# WHAT NEEDS TO BE DONE
Look through the data below and return each line where "состоятельной" appears.

## Start INPUT ROWS

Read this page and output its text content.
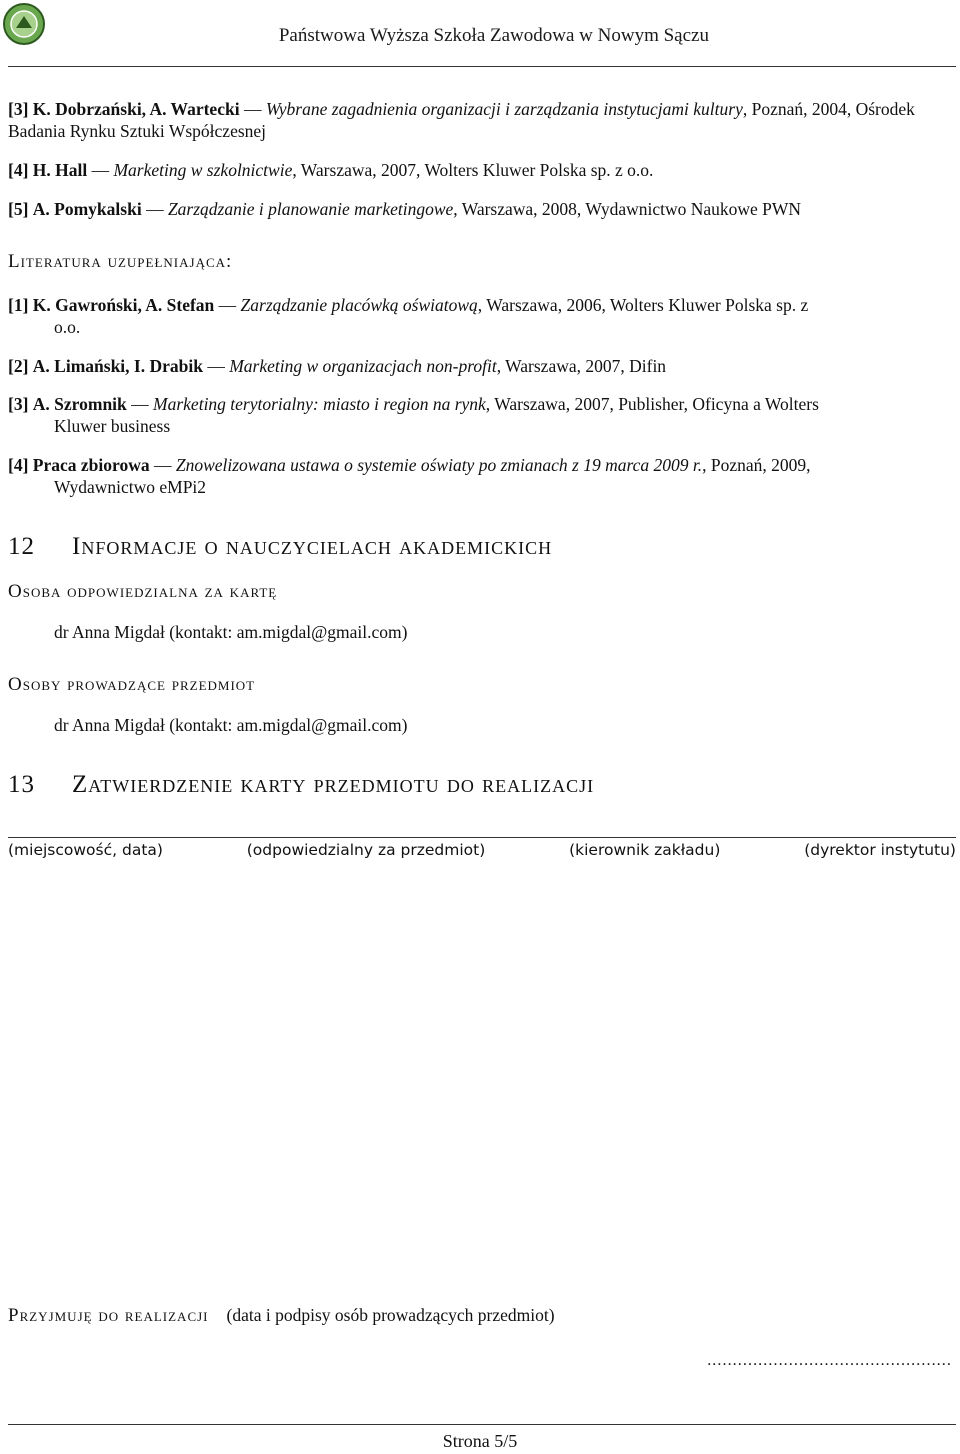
Państwowa Wyższa Szkoła Zawodowa w Nowym Sączu
[3] K. Dobrzański, A. Wartecki — Wybrane zagadnienia organizacji i zarządzania instytucjami kultury, Poznań, 2004, Ośrodek Badania Rynku Sztuki Współczesnej
[4] H. Hall — Marketing w szkolnictwie, Warszawa, 2007, Wolters Kluwer Polska sp. z o.o.
[5] A. Pomykalski — Zarządzanie i planowanie marketingowe, Warszawa, 2008, Wydawnictwo Naukowe PWN
Literatura uzupełniająca:
[1] K. Gawroński, A. Stefan — Zarządzanie placówką oświatową, Warszawa, 2006, Wolters Kluwer Polska sp. z
o.o.
[2] A. Limański, I. Drabik — Marketing w organizacjach non-profit, Warszawa, 2007, Difin
[3] A. Szromnik — Marketing terytorialny: miasto i region na rynk, Warszawa, 2007, Publisher, Oficyna a Wolters
Kluwer business
[4] Praca zbiorowa — Znowelizowana ustawa o systemie oświaty po zmianach z 19 marca 2009 r., Poznań, 2009,
Wydawnictwo eMPi2
12 Informacje o nauczycielach akademickich
Osoba odpowiedzialna za kartę
dr Anna Migdał (kontakt: am.migdal@gmail.com)
Osoby prowadzące przedmiot
dr Anna Migdał (kontakt: am.migdal@gmail.com)
13 Zatwierdzenie karty przedmiotu do realizacji
(miejscowość, data)	(odpowiedzialny za przedmiot)	(kierownik zakładu)	(dyrektor instytutu)
Przyjmuję do realizacji (data i podpisy osób prowadzących przedmiot)
................................................
Strona 5/5
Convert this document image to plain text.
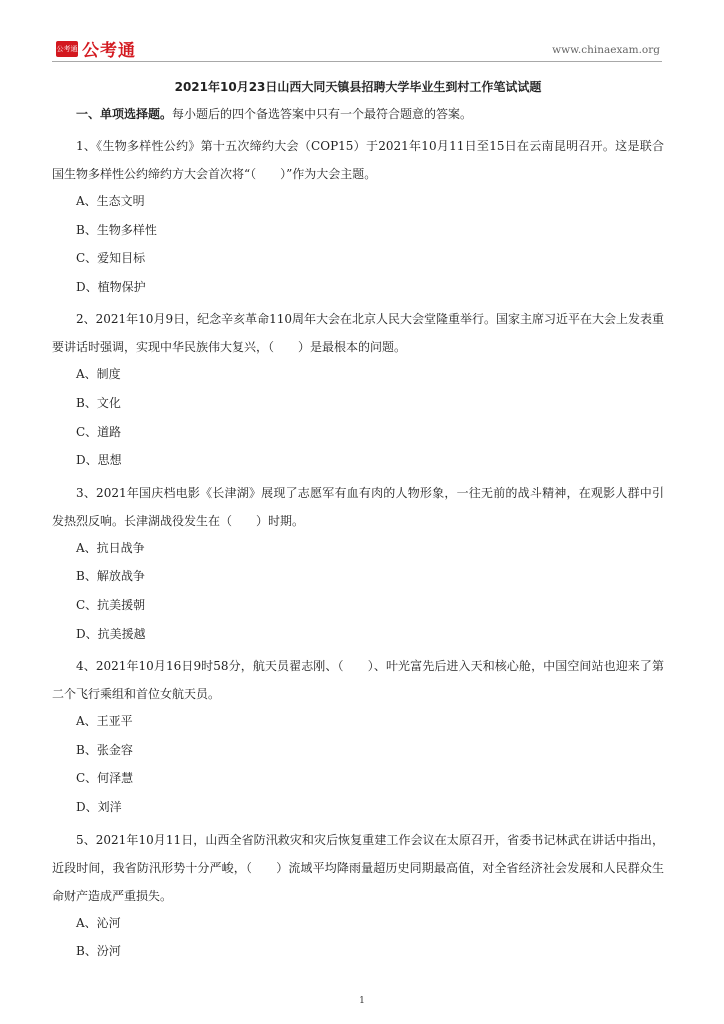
公考通 公考通	www.chinaexam.org
2021年10月23日山西大同天镇县招聘大学毕业生到村工作笔试试题
一、单项选择题。每小题后的四个备选答案中只有一个最符合题意的答案。

1、《生物多样性公约》第十五次缔约大会（COP15）于2021年10月11日至15日在云南昆明召开。这是联合国生物多样性公约缔约方大会首次将“（　　）”作为大会主题。

A、生态文明
B、生物多样性
C、爱知目标
D、植物保护

2、2021年10月9日，纪念辛亥革命110周年大会在北京人民大会堂隆重举行。国家主席习近平在大会上发表重要讲话时强调，实现中华民族伟大复兴，（　　）是最根本的问题。

A、制度
B、文化
C、道路
D、思想

3、2021年国庆档电影《长津湖》展现了志愿军有血有肉的人物形象，一往无前的战斗精神，在观影人群中引发热烈反响。长津湖战役发生在（　　）时期。

A、抗日战争
B、解放战争
C、抗美援朝
D、抗美援越

4、2021年10月16日9时58分，航天员翟志刚、（　　）、叶光富先后进入天和核心舱，中国空间站也迎来了第二个飞行乘组和首位女航天员。

A、王亚平
B、张金容
C、何泽慧
D、刘洋

5、2021年10月11日，山西全省防汛救灾和灾后恢复重建工作会议在太原召开，省委书记林武在讲话中指出，近段时间，我省防汛形势十分严峻，（　　）流域平均降雨量超历史同期最高值，对全省经济社会发展和人民群众生命财产造成严重损失。

A、沁河
B、汾河
1
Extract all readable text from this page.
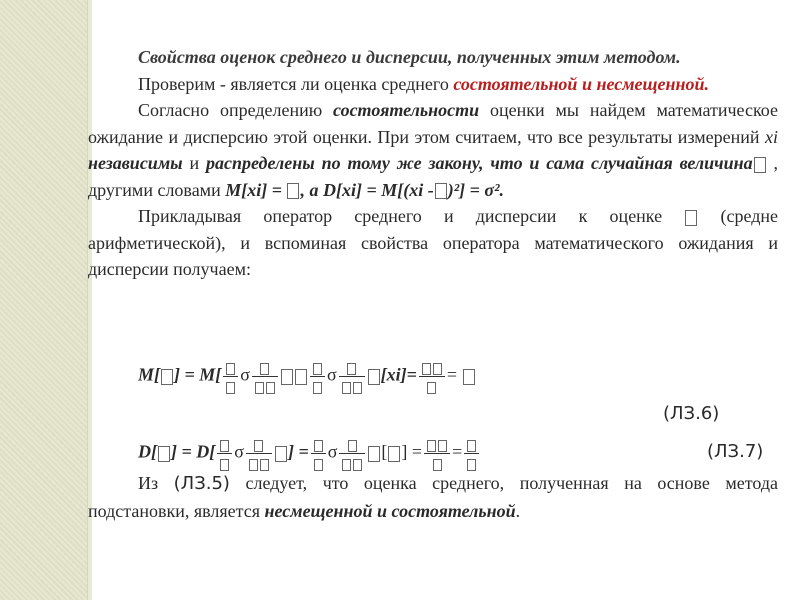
Свойства оценок среднего и дисперсии, полученных этим методом.

Проверим - является ли оценка среднего состоятельной и несмещенной.

Согласно определению состоятельности оценки мы найдем математическое ожидание и дисперсию этой оценки. При этом считаем, что все результаты измерений xi независимы и распределены по тому же закону, что и сама случайная величина , другими словами M[xi] = , а D[xi] = M[(xi - )²] = σ².

Прикладывая оператор среднего и дисперсии к оценке  (средне арифметической), и вспоминая свойства оператора математического ожидания и дисперсии получаем:

M[ ] = M[ σ	σ [xi]= =
(ЛЗ.6)
D[ ] = D[ σ ] = σ [ ] = =	(ЛЗ.7)

Из (ЛЗ.5) следует, что оценка среднего, полученная на основе метода подстановки, является несмещенной и состоятельной.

## End INPUT ROWS

# RESPONSE TO THE EXERCISE
Проверим - является ли оценка среднего состоятельной и несмещенной.
Из (ЛЗ.5) следует, что оценка среднего, полученная на основе метода подстановки, является несмещенной и состоятельной.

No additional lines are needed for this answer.